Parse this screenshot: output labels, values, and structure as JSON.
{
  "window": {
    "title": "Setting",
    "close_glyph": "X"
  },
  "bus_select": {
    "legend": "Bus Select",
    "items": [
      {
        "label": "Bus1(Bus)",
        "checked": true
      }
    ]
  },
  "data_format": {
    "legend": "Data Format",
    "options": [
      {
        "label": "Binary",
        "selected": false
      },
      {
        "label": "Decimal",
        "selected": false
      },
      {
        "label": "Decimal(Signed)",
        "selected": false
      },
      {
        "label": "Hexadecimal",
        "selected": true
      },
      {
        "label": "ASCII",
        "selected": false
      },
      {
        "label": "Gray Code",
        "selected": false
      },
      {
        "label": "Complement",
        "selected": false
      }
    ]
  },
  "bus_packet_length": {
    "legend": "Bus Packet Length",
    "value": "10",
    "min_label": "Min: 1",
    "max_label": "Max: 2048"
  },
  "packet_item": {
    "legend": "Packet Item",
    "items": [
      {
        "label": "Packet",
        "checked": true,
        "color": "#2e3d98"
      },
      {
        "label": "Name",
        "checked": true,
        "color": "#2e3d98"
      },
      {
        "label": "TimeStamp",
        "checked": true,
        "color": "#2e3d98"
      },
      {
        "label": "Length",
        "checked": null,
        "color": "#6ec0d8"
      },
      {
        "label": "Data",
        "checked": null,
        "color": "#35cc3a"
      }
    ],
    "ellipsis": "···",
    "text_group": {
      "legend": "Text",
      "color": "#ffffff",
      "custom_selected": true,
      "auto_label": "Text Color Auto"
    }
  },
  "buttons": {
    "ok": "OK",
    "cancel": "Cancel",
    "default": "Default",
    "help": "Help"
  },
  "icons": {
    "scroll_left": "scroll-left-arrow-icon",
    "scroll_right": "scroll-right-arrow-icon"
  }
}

## [Task prompt]
Return all the data exactly as given.

## [Result for this task]
Parse this screenshot: output labels, values, and structure as JSON.
{
  "window": {
    "title": "Setting",
    "close_glyph": "X"
  },
  "bus_select": {
    "legend": "Bus Select",
    "items": [
      {
        "label": "Bus1(Bus)",
        "checked": true
      }
    ]
  },
  "data_format": {
    "legend": "Data Format",
    "options": [
      {
        "label": "Binary",
        "selected": false
      },
      {
        "label": "Decimal",
        "selected": false
      },
      {
        "label": "Decimal(Signed)",
        "selected": false
      },
      {
        "label": "Hexadecimal",
        "selected": true
      },
      {
        "label": "ASCII",
        "selected": false
      },
      {
        "label": "Gray Code",
        "selected": false
      },
      {
        "label": "Complement",
        "selected": false
      }
    ]
  },
  "bus_packet_length": {
    "legend": "Bus Packet Length",
    "value": "10",
    "min_label": "Min: 1",
    "max_label": "Max: 2048"
  },
  "packet_item": {
    "legend": "Packet Item",
    "items": [
      {
        "label": "Packet",
        "checked": true,
        "color": "#2e3d98"
      },
      {
        "label": "Name",
        "checked": true,
        "color": "#2e3d98"
      },
      {
        "label": "TimeStamp",
        "checked": true,
        "color": "#2e3d98"
      },
      {
        "label": "Length",
        "checked": null,
        "color": "#6ec0d8"
      },
      {
        "label": "Data",
        "checked": null,
        "color": "#35cc3a"
      }
    ],
    "ellipsis": "···",
    "text_group": {
      "legend": "Text",
      "color": "#ffffff",
      "custom_selected": true,
      "auto_label": "Text Color Auto"
    }
  },
  "buttons": {
    "ok": "OK",
    "cancel": "Cancel",
    "default": "Default",
    "help": "Help"
  },
  "icons": {
    "scroll_left": "scroll-left-arrow-icon",
    "scroll_right": "scroll-right-arrow-icon"
  }
}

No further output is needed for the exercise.